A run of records
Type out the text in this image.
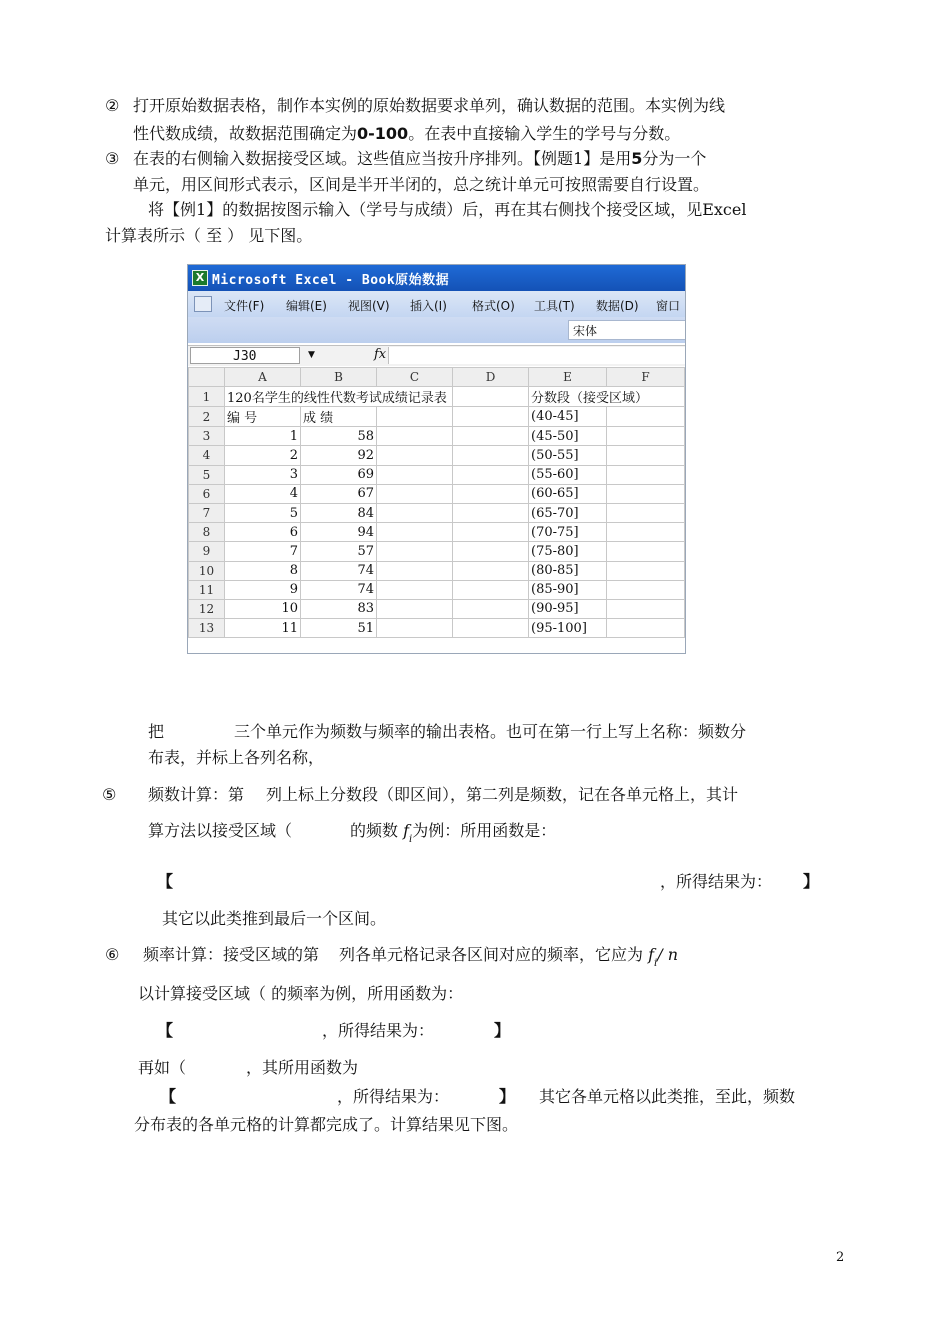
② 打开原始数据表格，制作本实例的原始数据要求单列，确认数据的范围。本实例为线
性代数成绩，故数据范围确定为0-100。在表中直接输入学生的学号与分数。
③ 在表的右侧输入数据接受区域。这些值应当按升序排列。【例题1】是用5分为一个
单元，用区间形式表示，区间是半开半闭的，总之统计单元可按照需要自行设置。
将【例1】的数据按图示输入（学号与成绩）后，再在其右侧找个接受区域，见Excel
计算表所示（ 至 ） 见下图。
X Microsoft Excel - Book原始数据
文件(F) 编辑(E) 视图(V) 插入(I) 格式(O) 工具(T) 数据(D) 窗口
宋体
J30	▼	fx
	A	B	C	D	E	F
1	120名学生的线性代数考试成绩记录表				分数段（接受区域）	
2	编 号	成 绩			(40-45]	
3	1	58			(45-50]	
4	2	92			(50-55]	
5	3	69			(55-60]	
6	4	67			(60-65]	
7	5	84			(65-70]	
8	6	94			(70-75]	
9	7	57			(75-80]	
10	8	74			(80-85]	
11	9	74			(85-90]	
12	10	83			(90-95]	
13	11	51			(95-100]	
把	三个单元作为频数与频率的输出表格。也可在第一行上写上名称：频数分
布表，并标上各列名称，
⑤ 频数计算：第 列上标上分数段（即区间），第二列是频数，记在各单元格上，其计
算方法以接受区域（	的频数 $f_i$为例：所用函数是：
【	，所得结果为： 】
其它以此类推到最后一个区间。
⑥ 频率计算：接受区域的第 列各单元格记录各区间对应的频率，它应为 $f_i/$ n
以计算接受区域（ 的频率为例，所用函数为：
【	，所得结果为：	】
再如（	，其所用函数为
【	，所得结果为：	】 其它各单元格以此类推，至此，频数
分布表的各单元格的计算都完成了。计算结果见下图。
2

---

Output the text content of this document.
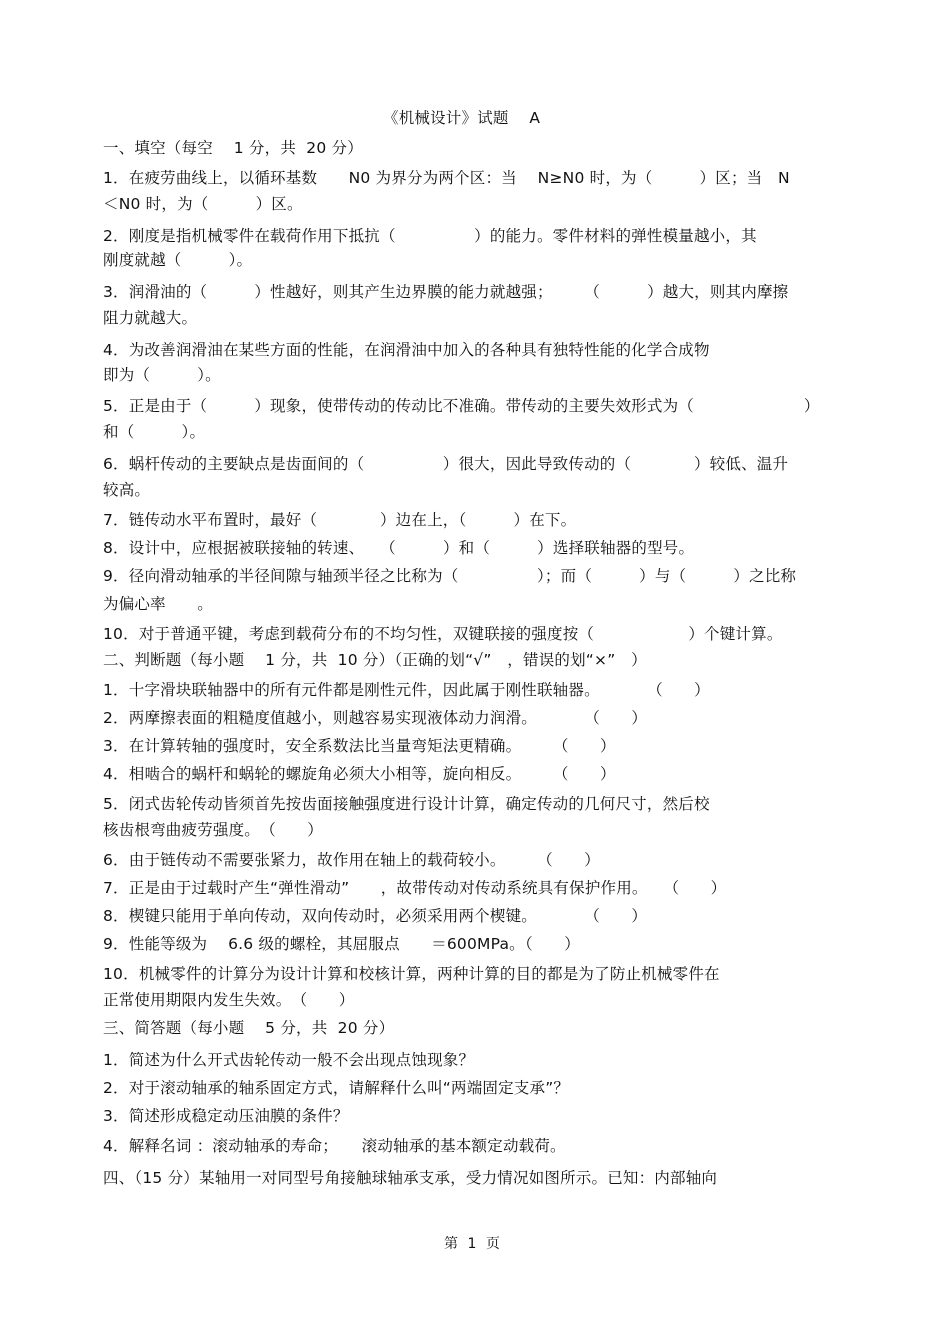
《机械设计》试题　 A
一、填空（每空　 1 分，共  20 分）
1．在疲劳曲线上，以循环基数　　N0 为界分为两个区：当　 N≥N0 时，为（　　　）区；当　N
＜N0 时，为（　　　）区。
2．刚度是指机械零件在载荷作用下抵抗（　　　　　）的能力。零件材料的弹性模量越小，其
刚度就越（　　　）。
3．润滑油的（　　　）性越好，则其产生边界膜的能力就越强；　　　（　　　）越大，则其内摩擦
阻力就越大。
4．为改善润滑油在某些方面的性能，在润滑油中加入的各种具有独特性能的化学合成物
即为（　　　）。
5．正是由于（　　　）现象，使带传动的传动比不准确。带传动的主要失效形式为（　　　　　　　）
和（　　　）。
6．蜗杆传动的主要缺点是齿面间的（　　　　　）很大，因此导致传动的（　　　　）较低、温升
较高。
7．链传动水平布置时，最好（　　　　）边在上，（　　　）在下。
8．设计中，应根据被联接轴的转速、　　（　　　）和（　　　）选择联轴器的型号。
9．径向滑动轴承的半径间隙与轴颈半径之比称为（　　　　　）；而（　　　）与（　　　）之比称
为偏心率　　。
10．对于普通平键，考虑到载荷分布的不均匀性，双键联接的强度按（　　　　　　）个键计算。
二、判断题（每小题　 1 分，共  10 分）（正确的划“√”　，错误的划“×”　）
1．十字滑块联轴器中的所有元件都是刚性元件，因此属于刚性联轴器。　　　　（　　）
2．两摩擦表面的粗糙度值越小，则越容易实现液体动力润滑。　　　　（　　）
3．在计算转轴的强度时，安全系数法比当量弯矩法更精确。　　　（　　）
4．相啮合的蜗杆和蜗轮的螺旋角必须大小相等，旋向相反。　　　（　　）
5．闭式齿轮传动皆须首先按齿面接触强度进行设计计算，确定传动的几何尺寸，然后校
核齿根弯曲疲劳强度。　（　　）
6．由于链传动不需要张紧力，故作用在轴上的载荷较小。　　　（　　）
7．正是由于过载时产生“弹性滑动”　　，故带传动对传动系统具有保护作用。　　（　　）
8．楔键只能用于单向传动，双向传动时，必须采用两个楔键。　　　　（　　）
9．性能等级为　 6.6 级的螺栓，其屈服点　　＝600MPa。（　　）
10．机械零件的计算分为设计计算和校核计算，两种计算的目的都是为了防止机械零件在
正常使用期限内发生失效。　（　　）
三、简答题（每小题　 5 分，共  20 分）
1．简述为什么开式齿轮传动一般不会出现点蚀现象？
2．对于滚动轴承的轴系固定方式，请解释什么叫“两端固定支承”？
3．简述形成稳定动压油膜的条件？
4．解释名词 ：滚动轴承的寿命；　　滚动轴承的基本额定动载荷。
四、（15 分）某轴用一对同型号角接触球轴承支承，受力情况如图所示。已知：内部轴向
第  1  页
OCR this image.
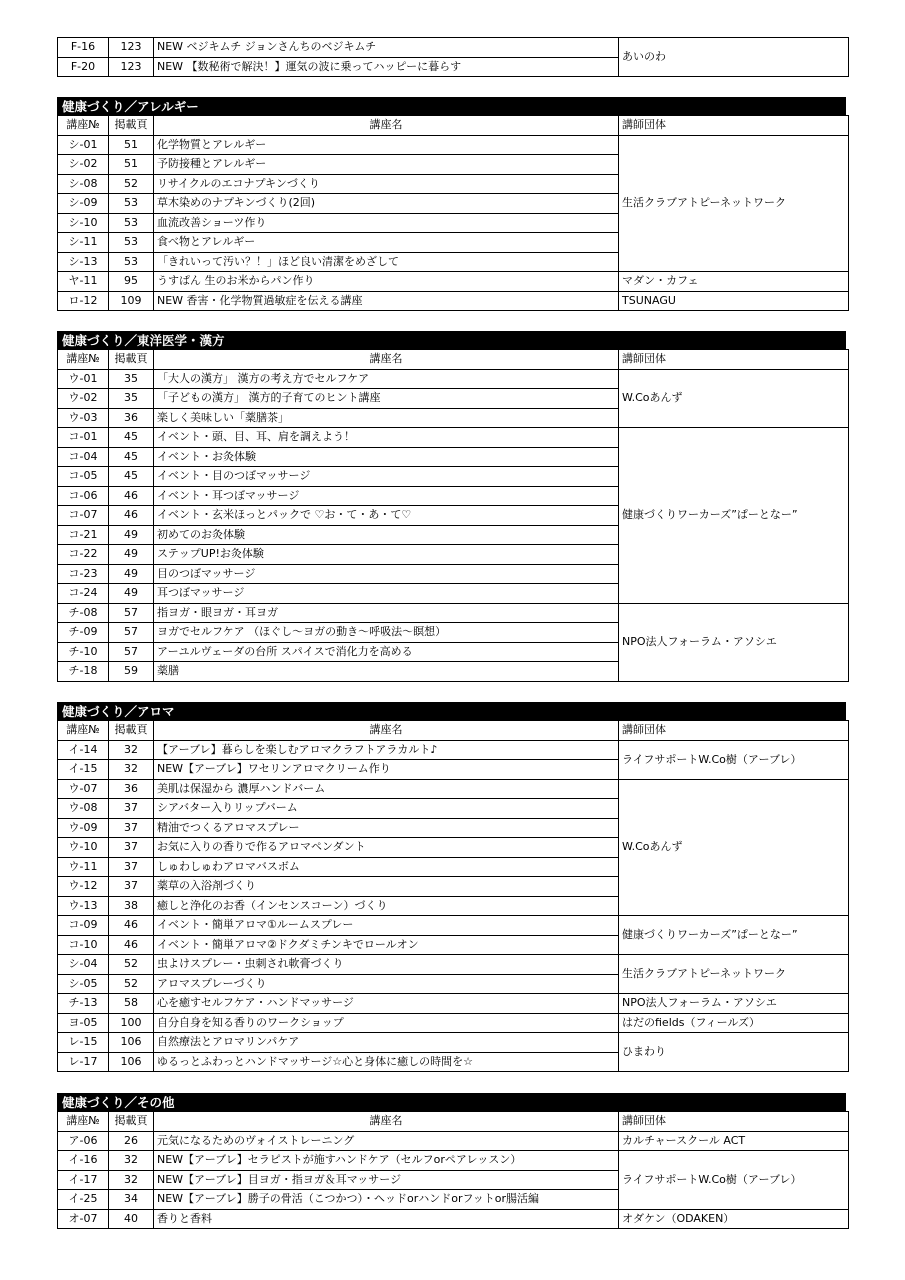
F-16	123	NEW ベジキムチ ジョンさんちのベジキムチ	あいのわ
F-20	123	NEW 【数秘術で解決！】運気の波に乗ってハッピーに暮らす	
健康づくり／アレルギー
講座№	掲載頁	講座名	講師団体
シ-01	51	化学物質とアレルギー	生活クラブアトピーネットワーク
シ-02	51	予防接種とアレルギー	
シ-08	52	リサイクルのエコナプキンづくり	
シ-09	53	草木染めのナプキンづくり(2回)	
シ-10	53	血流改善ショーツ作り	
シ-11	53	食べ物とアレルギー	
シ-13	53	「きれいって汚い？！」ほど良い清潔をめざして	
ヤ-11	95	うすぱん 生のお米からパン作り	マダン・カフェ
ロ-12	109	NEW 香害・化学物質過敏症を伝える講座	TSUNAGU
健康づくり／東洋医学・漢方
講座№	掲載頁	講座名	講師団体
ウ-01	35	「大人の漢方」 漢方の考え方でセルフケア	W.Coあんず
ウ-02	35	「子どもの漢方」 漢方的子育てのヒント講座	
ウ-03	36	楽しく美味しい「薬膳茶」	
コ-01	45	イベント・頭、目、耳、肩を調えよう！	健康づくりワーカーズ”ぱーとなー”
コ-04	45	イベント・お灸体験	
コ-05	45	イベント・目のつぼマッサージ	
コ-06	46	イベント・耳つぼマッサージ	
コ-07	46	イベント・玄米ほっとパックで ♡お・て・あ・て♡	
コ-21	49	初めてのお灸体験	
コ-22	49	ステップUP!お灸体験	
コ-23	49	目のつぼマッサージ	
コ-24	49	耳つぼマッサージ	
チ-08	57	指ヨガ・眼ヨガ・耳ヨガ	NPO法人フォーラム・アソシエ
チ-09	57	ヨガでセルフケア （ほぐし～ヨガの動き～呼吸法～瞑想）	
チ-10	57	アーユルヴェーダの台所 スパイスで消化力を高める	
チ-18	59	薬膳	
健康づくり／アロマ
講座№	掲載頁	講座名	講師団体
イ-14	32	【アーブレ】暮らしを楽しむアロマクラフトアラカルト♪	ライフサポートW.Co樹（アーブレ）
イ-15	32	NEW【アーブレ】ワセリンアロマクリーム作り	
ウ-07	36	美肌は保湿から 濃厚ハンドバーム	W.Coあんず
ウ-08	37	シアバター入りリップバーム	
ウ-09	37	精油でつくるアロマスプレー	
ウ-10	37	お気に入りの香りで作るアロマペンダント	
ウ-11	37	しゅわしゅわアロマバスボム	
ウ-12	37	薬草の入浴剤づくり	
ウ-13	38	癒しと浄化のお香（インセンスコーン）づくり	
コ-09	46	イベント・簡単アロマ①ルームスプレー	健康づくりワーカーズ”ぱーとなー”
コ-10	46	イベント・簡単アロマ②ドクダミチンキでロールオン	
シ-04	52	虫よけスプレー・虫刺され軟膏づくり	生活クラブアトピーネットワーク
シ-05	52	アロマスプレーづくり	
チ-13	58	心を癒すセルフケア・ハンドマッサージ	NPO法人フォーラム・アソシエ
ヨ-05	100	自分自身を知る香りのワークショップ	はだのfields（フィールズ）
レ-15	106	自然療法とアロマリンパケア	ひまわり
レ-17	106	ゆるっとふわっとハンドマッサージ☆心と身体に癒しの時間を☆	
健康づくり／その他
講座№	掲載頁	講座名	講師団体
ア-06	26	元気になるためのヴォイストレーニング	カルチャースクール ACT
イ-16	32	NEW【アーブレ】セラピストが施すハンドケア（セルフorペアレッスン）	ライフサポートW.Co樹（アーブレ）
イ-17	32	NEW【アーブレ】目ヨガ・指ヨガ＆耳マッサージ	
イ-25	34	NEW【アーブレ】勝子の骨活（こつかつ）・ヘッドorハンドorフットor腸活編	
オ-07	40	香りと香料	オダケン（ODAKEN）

> _WORK TO BE COMPLETED_
Filter the records above for lines containing the word "text", and copy those lines.

> _EXERCISE RESPONSE_
Type out the text in this image.
Output the text content of this document.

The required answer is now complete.